**DIRECTIVE:** Print each line of the listing once more, precisely as given.

**EXERCISE MATERIALS:**
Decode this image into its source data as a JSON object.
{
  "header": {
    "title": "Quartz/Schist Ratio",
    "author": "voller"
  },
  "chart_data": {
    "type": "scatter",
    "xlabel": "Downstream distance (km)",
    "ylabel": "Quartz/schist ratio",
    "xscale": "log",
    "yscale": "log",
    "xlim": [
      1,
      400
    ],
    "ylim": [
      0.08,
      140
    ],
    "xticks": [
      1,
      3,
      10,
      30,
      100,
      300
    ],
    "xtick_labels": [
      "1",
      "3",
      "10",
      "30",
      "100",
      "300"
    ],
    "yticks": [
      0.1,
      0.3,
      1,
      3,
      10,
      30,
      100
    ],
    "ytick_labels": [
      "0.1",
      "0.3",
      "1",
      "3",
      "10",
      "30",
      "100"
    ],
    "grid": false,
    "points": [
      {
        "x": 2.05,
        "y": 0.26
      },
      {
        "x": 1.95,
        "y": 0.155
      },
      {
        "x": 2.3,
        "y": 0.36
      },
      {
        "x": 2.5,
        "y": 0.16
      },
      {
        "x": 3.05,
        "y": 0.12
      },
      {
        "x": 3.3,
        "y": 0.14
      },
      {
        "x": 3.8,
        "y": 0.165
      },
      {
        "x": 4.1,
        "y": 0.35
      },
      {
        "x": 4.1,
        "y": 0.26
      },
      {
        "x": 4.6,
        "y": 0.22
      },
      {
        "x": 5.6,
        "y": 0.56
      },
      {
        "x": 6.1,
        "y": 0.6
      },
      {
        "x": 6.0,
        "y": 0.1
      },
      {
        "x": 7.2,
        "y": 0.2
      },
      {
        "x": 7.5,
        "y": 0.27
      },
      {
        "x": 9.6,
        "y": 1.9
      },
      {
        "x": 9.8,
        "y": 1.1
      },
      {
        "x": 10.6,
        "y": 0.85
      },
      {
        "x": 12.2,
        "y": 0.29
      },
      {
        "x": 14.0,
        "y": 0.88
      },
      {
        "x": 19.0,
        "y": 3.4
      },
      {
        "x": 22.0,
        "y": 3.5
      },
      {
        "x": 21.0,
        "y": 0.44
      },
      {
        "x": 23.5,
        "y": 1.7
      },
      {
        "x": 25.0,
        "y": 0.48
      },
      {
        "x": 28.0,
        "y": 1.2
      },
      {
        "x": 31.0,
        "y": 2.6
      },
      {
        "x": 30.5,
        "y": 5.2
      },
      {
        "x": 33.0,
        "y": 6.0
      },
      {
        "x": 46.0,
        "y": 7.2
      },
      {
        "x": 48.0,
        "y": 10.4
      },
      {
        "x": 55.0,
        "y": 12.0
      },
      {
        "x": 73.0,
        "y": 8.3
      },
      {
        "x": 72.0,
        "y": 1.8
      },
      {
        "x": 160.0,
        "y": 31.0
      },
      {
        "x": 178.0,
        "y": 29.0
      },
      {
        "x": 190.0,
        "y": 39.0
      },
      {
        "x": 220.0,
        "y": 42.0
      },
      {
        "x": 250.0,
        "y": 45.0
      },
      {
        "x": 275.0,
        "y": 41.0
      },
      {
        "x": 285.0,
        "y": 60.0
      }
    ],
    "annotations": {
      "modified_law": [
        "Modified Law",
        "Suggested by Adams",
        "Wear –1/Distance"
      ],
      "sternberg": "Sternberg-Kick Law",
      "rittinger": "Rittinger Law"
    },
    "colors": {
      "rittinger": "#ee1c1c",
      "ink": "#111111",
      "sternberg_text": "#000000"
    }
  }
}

**PROBLEM SOLUTION:**
Decode this image into its source data as a JSON object.
{
  "header": {
    "title": "Quartz/Schist Ratio",
    "author": "voller"
  },
  "chart_data": {
    "type": "scatter",
    "xlabel": "Downstream distance (km)",
    "ylabel": "Quartz/schist ratio",
    "xscale": "log",
    "yscale": "log",
    "xlim": [
      1,
      400
    ],
    "ylim": [
      0.08,
      140
    ],
    "xticks": [
      1,
      3,
      10,
      30,
      100,
      300
    ],
    "xtick_labels": [
      "1",
      "3",
      "10",
      "30",
      "100",
      "300"
    ],
    "yticks": [
      0.1,
      0.3,
      1,
      3,
      10,
      30,
      100
    ],
    "ytick_labels": [
      "0.1",
      "0.3",
      "1",
      "3",
      "10",
      "30",
      "100"
    ],
    "grid": false,
    "points": [
      {
        "x": 2.05,
        "y": 0.26
      },
      {
        "x": 1.95,
        "y": 0.155
      },
      {
        "x": 2.3,
        "y": 0.36
      },
      {
        "x": 2.5,
        "y": 0.16
      },
      {
        "x": 3.05,
        "y": 0.12
      },
      {
        "x": 3.3,
        "y": 0.14
      },
      {
        "x": 3.8,
        "y": 0.165
      },
      {
        "x": 4.1,
        "y": 0.35
      },
      {
        "x": 4.1,
        "y": 0.26
      },
      {
        "x": 4.6,
        "y": 0.22
      },
      {
        "x": 5.6,
        "y": 0.56
      },
      {
        "x": 6.1,
        "y": 0.6
      },
      {
        "x": 6.0,
        "y": 0.1
      },
      {
        "x": 7.2,
        "y": 0.2
      },
      {
        "x": 7.5,
        "y": 0.27
      },
      {
        "x": 9.6,
        "y": 1.9
      },
      {
        "x": 9.8,
        "y": 1.1
      },
      {
        "x": 10.6,
        "y": 0.85
      },
      {
        "x": 12.2,
        "y": 0.29
      },
      {
        "x": 14.0,
        "y": 0.88
      },
      {
        "x": 19.0,
        "y": 3.4
      },
      {
        "x": 22.0,
        "y": 3.5
      },
      {
        "x": 21.0,
        "y": 0.44
      },
      {
        "x": 23.5,
        "y": 1.7
      },
      {
        "x": 25.0,
        "y": 0.48
      },
      {
        "x": 28.0,
        "y": 1.2
      },
      {
        "x": 31.0,
        "y": 2.6
      },
      {
        "x": 30.5,
        "y": 5.2
      },
      {
        "x": 33.0,
        "y": 6.0
      },
      {
        "x": 46.0,
        "y": 7.2
      },
      {
        "x": 48.0,
        "y": 10.4
      },
      {
        "x": 55.0,
        "y": 12.0
      },
      {
        "x": 73.0,
        "y": 8.3
      },
      {
        "x": 72.0,
        "y": 1.8
      },
      {
        "x": 160.0,
        "y": 31.0
      },
      {
        "x": 178.0,
        "y": 29.0
      },
      {
        "x": 190.0,
        "y": 39.0
      },
      {
        "x": 220.0,
        "y": 42.0
      },
      {
        "x": 250.0,
        "y": 45.0
      },
      {
        "x": 275.0,
        "y": 41.0
      },
      {
        "x": 285.0,
        "y": 60.0
      }
    ],
    "annotations": {
      "modified_law": [
        "Modified Law",
        "Suggested by Adams",
        "Wear –1/Distance"
      ],
      "sternberg": "Sternberg-Kick Law",
      "rittinger": "Rittinger Law"
    },
    "colors": {
      "rittinger": "#ee1c1c",
      "ink": "#111111",
      "sternberg_text": "#000000"
    }
  }
}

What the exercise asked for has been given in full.